Material provided ->
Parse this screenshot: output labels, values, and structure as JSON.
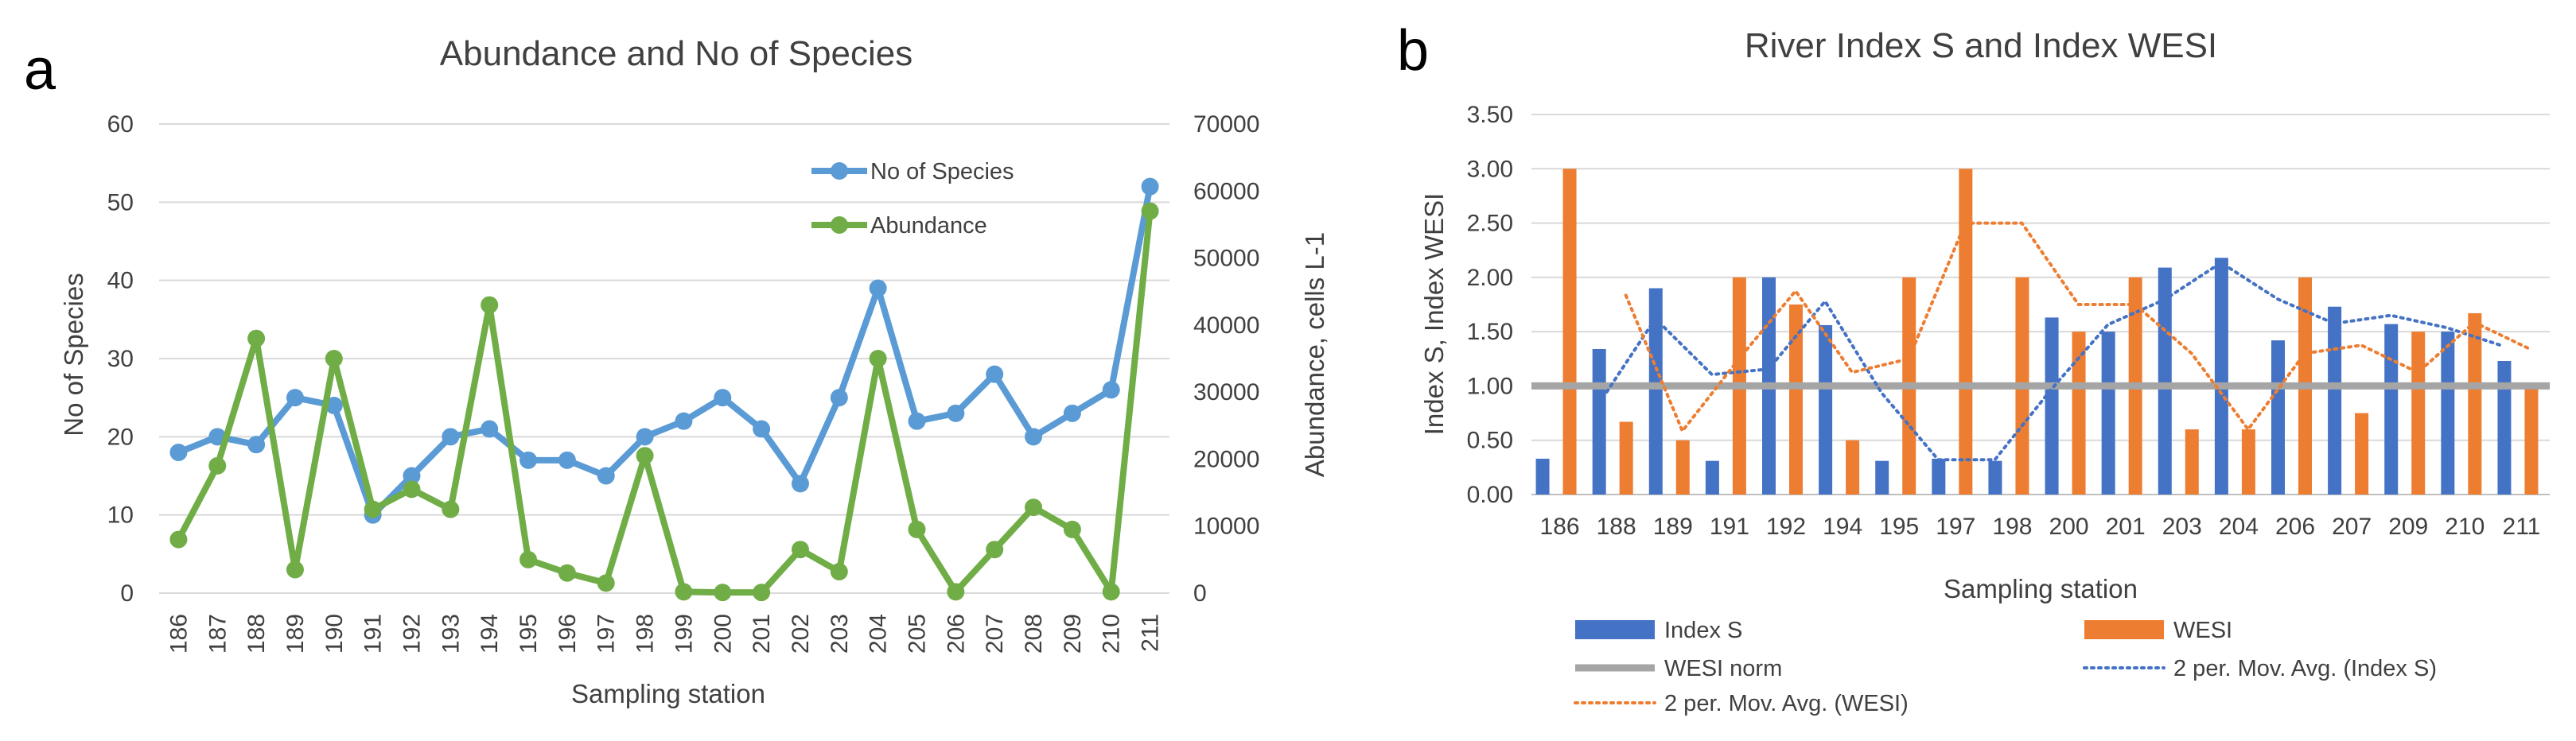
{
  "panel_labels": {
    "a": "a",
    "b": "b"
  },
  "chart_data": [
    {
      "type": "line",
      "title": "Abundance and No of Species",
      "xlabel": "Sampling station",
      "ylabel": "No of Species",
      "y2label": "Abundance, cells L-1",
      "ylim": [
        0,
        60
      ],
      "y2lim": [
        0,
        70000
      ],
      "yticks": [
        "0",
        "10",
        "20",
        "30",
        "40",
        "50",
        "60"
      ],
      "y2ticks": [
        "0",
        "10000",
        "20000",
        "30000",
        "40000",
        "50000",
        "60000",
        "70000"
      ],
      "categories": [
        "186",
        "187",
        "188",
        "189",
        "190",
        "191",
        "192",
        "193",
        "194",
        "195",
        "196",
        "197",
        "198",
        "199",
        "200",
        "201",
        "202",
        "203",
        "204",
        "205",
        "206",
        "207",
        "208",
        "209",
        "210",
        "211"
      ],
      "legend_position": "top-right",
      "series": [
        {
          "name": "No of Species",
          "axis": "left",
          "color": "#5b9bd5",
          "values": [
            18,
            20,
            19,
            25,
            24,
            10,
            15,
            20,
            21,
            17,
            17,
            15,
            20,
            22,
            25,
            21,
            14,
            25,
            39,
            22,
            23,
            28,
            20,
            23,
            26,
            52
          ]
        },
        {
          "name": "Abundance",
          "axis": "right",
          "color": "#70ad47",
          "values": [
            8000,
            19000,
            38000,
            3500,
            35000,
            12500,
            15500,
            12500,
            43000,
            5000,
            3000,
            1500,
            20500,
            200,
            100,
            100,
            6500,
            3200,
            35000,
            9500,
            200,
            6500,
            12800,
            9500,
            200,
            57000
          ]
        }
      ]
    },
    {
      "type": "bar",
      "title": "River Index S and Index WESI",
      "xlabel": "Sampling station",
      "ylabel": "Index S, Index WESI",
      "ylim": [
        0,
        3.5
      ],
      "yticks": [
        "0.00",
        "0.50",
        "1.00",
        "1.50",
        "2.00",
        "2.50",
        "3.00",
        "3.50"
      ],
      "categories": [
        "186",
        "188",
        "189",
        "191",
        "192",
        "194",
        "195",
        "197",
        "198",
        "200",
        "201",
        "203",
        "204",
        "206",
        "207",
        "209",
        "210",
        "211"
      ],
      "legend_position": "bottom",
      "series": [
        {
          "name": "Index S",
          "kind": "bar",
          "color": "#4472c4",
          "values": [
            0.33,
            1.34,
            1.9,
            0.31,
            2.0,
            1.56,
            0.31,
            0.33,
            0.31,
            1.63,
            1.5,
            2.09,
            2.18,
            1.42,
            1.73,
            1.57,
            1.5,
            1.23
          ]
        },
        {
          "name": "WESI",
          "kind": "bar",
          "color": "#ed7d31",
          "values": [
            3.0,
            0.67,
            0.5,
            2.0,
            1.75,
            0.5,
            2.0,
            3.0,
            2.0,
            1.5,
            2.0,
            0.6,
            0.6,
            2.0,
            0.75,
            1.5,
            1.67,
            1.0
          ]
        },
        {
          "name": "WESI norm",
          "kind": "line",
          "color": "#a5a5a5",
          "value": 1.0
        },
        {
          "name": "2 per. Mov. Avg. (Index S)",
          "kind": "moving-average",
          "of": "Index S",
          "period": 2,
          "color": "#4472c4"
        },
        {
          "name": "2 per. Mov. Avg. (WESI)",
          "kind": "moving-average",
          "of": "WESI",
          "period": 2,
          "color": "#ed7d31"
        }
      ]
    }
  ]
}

Task instructions -> Go through the entries and copy every line that has "right".

Exercise result ->
      "legend_position": "top-right",
          "axis": "right",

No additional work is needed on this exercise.